Present every line of the data below as a numbered list, leaving out any blank lines.

>> BEGIN

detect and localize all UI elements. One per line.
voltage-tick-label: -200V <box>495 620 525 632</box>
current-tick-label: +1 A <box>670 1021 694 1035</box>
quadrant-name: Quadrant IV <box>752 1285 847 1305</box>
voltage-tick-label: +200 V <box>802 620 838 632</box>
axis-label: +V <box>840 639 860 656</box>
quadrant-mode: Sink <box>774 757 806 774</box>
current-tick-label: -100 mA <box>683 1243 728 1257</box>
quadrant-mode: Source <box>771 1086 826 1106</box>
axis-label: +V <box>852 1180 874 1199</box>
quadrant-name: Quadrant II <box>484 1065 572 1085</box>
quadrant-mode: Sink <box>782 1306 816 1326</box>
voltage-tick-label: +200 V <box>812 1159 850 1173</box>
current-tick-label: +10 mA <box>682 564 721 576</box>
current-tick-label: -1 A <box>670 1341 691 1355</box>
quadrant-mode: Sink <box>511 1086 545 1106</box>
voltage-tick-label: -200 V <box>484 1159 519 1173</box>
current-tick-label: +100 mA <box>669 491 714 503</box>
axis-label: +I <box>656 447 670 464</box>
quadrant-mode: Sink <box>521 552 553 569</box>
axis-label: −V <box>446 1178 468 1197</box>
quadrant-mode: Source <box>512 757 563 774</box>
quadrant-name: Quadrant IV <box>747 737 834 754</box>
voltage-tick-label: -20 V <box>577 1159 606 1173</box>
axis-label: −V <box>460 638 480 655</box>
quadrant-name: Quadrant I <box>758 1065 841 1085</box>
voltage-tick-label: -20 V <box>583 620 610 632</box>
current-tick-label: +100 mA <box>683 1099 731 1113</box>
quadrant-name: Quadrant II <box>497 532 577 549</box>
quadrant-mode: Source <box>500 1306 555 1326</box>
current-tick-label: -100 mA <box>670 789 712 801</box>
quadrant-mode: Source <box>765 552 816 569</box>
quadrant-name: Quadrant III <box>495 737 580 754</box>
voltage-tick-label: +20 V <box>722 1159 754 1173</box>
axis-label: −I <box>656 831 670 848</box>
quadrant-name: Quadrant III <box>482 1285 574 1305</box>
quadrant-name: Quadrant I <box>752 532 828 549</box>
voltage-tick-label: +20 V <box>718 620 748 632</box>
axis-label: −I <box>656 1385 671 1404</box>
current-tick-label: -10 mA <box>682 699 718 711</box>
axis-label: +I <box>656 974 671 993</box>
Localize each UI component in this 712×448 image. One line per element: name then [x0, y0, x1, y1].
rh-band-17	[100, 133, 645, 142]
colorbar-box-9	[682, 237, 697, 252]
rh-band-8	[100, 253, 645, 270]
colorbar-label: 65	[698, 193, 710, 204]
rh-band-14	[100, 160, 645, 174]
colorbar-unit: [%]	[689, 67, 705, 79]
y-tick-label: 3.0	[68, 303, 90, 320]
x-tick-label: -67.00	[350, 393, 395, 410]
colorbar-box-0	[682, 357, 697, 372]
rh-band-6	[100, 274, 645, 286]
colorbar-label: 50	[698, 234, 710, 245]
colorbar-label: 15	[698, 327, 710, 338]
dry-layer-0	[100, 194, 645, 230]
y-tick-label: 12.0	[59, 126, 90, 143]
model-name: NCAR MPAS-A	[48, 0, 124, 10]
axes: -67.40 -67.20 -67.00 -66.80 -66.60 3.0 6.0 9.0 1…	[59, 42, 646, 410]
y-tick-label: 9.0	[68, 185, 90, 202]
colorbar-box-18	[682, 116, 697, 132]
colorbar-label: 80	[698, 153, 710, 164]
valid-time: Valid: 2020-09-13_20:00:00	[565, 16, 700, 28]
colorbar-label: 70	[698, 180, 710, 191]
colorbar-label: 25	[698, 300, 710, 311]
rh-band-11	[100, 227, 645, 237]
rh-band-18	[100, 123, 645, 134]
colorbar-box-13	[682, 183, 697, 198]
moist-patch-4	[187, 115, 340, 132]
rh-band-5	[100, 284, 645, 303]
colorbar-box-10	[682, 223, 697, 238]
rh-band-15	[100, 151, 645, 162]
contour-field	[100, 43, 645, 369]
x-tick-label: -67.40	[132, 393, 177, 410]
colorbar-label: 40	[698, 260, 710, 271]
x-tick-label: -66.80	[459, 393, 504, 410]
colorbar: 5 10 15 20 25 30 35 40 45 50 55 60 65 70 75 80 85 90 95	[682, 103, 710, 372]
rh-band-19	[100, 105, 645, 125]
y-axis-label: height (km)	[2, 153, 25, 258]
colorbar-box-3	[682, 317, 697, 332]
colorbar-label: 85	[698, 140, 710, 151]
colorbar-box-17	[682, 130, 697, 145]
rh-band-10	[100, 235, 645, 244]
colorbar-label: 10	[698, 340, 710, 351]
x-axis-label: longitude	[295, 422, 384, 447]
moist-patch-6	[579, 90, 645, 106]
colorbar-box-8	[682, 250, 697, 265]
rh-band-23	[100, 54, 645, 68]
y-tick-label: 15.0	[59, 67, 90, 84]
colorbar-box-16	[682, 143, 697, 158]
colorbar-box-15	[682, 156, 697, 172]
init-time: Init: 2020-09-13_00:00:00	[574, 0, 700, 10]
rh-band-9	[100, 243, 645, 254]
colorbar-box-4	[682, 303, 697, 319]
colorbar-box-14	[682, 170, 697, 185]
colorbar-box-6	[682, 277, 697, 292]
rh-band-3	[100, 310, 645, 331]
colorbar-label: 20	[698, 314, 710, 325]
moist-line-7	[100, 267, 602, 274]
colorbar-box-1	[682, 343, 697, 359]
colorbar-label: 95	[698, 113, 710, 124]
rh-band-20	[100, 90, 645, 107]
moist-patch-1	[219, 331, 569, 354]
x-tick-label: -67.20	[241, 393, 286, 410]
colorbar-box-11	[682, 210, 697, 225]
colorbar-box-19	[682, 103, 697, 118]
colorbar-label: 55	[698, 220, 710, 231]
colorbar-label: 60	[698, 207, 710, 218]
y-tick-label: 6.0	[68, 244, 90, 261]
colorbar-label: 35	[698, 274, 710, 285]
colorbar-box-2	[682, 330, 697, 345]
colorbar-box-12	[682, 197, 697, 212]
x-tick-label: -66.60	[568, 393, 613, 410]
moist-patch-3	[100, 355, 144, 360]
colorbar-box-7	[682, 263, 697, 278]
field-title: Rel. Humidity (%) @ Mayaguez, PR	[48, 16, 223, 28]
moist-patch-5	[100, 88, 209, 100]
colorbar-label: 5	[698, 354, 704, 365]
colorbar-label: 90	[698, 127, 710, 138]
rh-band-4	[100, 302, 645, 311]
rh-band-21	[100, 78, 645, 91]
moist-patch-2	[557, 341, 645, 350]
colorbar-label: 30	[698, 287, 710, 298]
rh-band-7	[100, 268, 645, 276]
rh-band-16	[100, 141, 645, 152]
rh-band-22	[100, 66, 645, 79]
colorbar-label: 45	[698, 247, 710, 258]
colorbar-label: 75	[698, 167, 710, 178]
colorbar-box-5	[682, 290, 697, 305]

>> END

### [Solution to this exercise]
1. detect and localize all UI elements. One per line.
2. voltage-tick-label: -200V <box>495 620 525 632</box>
3. current-tick-label: +1 A <box>670 1021 694 1035</box>
4. quadrant-name: Quadrant IV <box>752 1285 847 1305</box>
5. voltage-tick-label: +200 V <box>802 620 838 632</box>
6. axis-label: +V <box>840 639 860 656</box>
7. quadrant-mode: Sink <box>774 757 806 774</box>
8. current-tick-label: -100 mA <box>683 1243 728 1257</box>
9. quadrant-mode: Source <box>771 1086 826 1106</box>
10. axis-label: +V <box>852 1180 874 1199</box>
11. quadrant-name: Quadrant II <box>484 1065 572 1085</box>
12. quadrant-mode: Sink <box>782 1306 816 1326</box>
13. voltage-tick-label: +200 V <box>812 1159 850 1173</box>
14. current-tick-label: +10 mA <box>682 564 721 576</box>
15. current-tick-label: -1 A <box>670 1341 691 1355</box>
16. quadrant-mode: Sink <box>511 1086 545 1106</box>
17. voltage-tick-label: -200 V <box>484 1159 519 1173</box>
18. current-tick-label: +100 mA <box>669 491 714 503</box>
19. axis-label: +I <box>656 447 670 464</box>
20. quadrant-mode: Sink <box>521 552 553 569</box>
21. axis-label: −V <box>446 1178 468 1197</box>
22. quadrant-mode: Source <box>512 757 563 774</box>
23. quadrant-name: Quadrant IV <box>747 737 834 754</box>
24. voltage-tick-label: -20 V <box>577 1159 606 1173</box>
25. axis-label: −V <box>460 638 480 655</box>
26. quadrant-name: Quadrant I <box>758 1065 841 1085</box>
27. voltage-tick-label: -20 V <box>583 620 610 632</box>
28. current-tick-label: +100 mA <box>683 1099 731 1113</box>
29. quadrant-name: Quadrant II <box>497 532 577 549</box>
30. quadrant-mode: Source <box>500 1306 555 1326</box>
31. current-tick-label: -100 mA <box>670 789 712 801</box>
32. quadrant-mode: Source <box>765 552 816 569</box>
33. quadrant-name: Quadrant III <box>495 737 580 754</box>
34. voltage-tick-label: +20 V <box>722 1159 754 1173</box>
35. axis-label: −I <box>656 831 670 848</box>
36. quadrant-name: Quadrant III <box>482 1285 574 1305</box>
37. quadrant-name: Quadrant I <box>752 532 828 549</box>
38. voltage-tick-label: +20 V <box>718 620 748 632</box>
39. axis-label: −I <box>656 1385 671 1404</box>
40. current-tick-label: -10 mA <box>682 699 718 711</box>
41. axis-label: +I <box>656 974 671 993</box>
42. Localize each UI component in this 712×448 image. One line per element: name then [x0, y0, x1, y1].
43. rh-band-17	[100, 133, 645, 142]
44. colorbar-box-9	[682, 237, 697, 252]
45. rh-band-8	[100, 253, 645, 270]
46. colorbar-label: 65	[698, 193, 710, 204]
47. rh-band-14	[100, 160, 645, 174]
48. colorbar-unit: [%]	[689, 67, 705, 79]
49. y-tick-label: 3.0	[68, 303, 90, 320]
50. x-tick-label: -67.00	[350, 393, 395, 410]
51. colorbar-box-0	[682, 357, 697, 372]
52. rh-band-6	[100, 274, 645, 286]
53. colorbar-label: 50	[698, 234, 710, 245]
54. colorbar-label: 15	[698, 327, 710, 338]
55. dry-layer-0	[100, 194, 645, 230]
56. y-tick-label: 12.0	[59, 126, 90, 143]
57. model-name: NCAR MPAS-A	[48, 0, 124, 10]
58. axes: -67.40 -67.20 -67.00 -66.80 -66.60 3.0 6.0 9.0 1…	[59, 42, 646, 410]
59. y-tick-label: 9.0	[68, 185, 90, 202]
60. colorbar-box-18	[682, 116, 697, 132]
61. colorbar-label: 80	[698, 153, 710, 164]
62. valid-time: Valid: 2020-09-13_20:00:00	[565, 16, 700, 28]
63. colorbar-label: 70	[698, 180, 710, 191]
64. colorbar-label: 25	[698, 300, 710, 311]
65. rh-band-11	[100, 227, 645, 237]
66. rh-band-18	[100, 123, 645, 134]
67. colorbar-box-13	[682, 183, 697, 198]
68. moist-patch-4	[187, 115, 340, 132]
69. rh-band-5	[100, 284, 645, 303]
70. colorbar-box-10	[682, 223, 697, 238]
71. rh-band-15	[100, 151, 645, 162]
72. contour-field	[100, 43, 645, 369]
73. x-tick-label: -67.40	[132, 393, 177, 410]
74. colorbar-label: 40	[698, 260, 710, 271]
75. x-tick-label: -66.80	[459, 393, 504, 410]
76. colorbar: 5 10 15 20 25 30 35 40 45 50 55 60 65 70 75 80 85 90 95	[682, 103, 710, 372]
77. rh-band-19	[100, 105, 645, 125]
78. y-axis-label: height (km)	[2, 153, 25, 258]
79. colorbar-box-3	[682, 317, 697, 332]
80. colorbar-label: 85	[698, 140, 710, 151]
81. colorbar-box-17	[682, 130, 697, 145]
82. rh-band-10	[100, 235, 645, 244]
83. colorbar-label: 10	[698, 340, 710, 351]
84. x-axis-label: longitude	[295, 422, 384, 447]
85. moist-patch-6	[579, 90, 645, 106]
86. colorbar-box-8	[682, 250, 697, 265]
87. rh-band-23	[100, 54, 645, 68]
88. y-tick-label: 15.0	[59, 67, 90, 84]
89. colorbar-box-16	[682, 143, 697, 158]
90. colorbar-box-15	[682, 156, 697, 172]
91. init-time: Init: 2020-09-13_00:00:00	[574, 0, 700, 10]
92. rh-band-9	[100, 243, 645, 254]
93. colorbar-box-4	[682, 303, 697, 319]
94. colorbar-box-14	[682, 170, 697, 185]
95. colorbar-box-6	[682, 277, 697, 292]
96. rh-band-3	[100, 310, 645, 331]
97. colorbar-label: 20	[698, 314, 710, 325]
98. moist-line-7	[100, 267, 602, 274]
99. colorbar-box-1	[682, 343, 697, 359]
100. colorbar-label: 95	[698, 113, 710, 124]
101. rh-band-20	[100, 90, 645, 107]
102. moist-patch-1	[219, 331, 569, 354]
103. x-tick-label: -67.20	[241, 393, 286, 410]
104. colorbar-box-11	[682, 210, 697, 225]
105. colorbar-box-19	[682, 103, 697, 118]
106. colorbar-label: 55	[698, 220, 710, 231]
107. colorbar-label: 60	[698, 207, 710, 218]
108. y-tick-label: 6.0	[68, 244, 90, 261]
109. colorbar-label: 35	[698, 274, 710, 285]
110. colorbar-box-2	[682, 330, 697, 345]
111. colorbar-box-12	[682, 197, 697, 212]
112. x-tick-label: -66.60	[568, 393, 613, 410]
113. moist-patch-3	[100, 355, 144, 360]
114. colorbar-box-7	[682, 263, 697, 278]
115. field-title: Rel. Humidity (%) @ Mayaguez, PR	[48, 16, 223, 28]
116. moist-patch-5	[100, 88, 209, 100]
117. colorbar-label: 5	[698, 354, 704, 365]
118. colorbar-label: 90	[698, 127, 710, 138]
119. rh-band-4	[100, 302, 645, 311]
120. rh-band-21	[100, 78, 645, 91]
121. moist-patch-2	[557, 341, 645, 350]
122. colorbar-label: 30	[698, 287, 710, 298]
123. rh-band-7	[100, 268, 645, 276]
124. rh-band-16	[100, 141, 645, 152]
125. rh-band-22	[100, 66, 645, 79]
126. colorbar-label: 45	[698, 247, 710, 258]
127. colorbar-label: 75	[698, 167, 710, 178]
128. colorbar-box-5	[682, 290, 697, 305]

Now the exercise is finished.